**** SUPPLIED INFORMATION ****

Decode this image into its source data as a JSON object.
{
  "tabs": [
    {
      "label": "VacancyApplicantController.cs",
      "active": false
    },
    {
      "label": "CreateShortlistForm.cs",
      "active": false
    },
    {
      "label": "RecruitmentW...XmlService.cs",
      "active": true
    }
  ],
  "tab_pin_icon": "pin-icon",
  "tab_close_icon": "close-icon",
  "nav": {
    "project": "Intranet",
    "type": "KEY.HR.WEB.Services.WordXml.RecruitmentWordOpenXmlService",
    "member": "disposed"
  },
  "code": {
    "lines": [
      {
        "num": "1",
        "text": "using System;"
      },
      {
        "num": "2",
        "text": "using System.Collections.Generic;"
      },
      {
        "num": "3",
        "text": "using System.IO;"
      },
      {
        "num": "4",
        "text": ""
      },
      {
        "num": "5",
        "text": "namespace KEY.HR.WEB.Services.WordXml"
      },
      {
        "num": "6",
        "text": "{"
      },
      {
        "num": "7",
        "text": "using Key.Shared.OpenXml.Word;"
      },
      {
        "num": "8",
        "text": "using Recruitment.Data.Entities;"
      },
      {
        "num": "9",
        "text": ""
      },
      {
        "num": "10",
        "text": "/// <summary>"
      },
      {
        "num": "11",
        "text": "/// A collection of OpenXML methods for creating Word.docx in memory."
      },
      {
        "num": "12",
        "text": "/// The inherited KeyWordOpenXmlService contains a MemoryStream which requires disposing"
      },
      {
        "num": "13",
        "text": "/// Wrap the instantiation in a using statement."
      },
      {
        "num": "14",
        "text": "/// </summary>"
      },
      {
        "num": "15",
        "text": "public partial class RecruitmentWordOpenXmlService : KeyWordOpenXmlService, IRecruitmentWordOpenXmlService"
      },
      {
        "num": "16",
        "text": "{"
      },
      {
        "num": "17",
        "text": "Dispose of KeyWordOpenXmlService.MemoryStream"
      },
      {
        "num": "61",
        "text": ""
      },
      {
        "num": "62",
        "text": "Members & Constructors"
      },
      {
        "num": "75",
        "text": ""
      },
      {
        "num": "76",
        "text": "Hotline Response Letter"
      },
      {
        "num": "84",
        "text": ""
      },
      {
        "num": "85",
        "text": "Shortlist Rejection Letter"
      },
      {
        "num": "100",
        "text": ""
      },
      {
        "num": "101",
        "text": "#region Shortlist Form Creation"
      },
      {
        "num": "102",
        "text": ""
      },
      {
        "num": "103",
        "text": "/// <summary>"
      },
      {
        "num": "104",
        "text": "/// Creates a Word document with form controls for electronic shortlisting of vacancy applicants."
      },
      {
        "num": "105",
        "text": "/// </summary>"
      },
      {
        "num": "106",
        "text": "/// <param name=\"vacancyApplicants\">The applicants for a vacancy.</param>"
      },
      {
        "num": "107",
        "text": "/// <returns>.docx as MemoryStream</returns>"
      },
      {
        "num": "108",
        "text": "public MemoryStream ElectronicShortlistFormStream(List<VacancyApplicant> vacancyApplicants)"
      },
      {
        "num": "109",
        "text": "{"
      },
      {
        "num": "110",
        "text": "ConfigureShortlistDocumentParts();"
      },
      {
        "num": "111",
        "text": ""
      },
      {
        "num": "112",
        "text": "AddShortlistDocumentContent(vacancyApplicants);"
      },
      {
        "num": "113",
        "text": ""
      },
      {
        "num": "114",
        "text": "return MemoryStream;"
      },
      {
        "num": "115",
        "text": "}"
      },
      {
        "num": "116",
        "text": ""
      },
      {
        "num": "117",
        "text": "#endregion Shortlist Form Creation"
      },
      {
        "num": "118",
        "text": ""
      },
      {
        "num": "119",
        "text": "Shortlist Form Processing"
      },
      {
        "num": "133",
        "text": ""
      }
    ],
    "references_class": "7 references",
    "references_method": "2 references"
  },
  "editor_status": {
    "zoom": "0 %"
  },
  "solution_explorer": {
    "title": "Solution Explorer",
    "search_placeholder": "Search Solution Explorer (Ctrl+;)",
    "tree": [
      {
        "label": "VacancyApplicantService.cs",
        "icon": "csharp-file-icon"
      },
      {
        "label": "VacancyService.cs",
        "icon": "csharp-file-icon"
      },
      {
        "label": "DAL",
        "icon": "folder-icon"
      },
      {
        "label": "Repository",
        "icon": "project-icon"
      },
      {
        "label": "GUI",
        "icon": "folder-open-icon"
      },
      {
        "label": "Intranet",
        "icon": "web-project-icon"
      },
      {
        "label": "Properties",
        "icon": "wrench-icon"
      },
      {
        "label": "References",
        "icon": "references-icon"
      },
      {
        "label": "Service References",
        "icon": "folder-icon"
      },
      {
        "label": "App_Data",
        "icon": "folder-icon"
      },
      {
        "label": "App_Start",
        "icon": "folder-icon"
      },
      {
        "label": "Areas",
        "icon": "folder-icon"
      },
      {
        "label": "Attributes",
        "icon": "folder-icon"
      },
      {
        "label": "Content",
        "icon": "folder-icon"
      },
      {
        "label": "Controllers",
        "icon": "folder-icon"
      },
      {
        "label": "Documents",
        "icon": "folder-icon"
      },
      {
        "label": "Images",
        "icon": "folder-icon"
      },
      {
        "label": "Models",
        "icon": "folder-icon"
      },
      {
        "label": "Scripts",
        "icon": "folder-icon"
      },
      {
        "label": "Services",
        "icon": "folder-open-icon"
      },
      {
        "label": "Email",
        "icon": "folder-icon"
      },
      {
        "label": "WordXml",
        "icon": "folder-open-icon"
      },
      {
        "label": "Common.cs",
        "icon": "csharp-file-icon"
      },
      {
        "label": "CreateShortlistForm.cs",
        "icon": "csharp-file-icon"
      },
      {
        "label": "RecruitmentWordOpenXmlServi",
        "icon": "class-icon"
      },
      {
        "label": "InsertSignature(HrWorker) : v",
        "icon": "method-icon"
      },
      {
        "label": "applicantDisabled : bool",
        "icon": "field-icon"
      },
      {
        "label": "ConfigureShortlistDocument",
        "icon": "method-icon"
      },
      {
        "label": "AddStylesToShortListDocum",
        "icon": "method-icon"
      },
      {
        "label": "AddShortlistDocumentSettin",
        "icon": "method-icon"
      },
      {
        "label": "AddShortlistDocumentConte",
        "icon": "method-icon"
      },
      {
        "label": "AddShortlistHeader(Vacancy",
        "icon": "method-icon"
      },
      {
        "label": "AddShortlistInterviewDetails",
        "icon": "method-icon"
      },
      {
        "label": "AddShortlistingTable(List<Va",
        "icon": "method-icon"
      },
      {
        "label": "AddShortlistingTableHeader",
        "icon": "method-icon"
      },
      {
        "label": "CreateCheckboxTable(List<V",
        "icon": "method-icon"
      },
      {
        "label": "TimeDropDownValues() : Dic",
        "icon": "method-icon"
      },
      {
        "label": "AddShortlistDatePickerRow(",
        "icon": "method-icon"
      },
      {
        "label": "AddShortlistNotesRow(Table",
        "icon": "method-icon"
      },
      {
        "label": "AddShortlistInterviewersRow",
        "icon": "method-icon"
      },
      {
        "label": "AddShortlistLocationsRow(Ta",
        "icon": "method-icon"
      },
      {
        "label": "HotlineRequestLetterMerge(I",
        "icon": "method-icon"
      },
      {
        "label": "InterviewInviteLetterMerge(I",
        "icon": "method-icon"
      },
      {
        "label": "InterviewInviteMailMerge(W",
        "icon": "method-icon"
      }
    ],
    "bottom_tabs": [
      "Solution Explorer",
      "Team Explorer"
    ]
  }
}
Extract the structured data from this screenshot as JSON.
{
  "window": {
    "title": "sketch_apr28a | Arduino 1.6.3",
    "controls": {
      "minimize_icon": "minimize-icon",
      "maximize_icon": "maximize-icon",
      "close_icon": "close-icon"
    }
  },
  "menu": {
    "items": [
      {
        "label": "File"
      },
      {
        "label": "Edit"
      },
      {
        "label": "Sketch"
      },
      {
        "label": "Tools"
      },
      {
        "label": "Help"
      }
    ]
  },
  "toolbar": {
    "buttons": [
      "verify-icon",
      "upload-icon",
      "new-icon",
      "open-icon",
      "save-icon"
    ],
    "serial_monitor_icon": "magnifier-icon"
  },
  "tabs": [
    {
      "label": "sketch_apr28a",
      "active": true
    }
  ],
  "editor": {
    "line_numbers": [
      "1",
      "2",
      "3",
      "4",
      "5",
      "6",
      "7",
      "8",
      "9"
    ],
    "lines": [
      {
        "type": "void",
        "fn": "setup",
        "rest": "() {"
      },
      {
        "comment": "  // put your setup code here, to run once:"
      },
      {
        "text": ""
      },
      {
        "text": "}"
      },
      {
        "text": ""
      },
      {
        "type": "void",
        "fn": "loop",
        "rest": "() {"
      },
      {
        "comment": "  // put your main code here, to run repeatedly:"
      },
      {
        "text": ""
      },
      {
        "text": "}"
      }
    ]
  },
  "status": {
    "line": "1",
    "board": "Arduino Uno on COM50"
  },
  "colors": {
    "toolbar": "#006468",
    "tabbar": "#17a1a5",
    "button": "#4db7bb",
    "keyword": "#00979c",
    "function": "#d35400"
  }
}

****

**EXERCISE:** Only the number is wanted: how many lines in the entries above contain the string "your"?

**EXERCISE ANSWER:** 2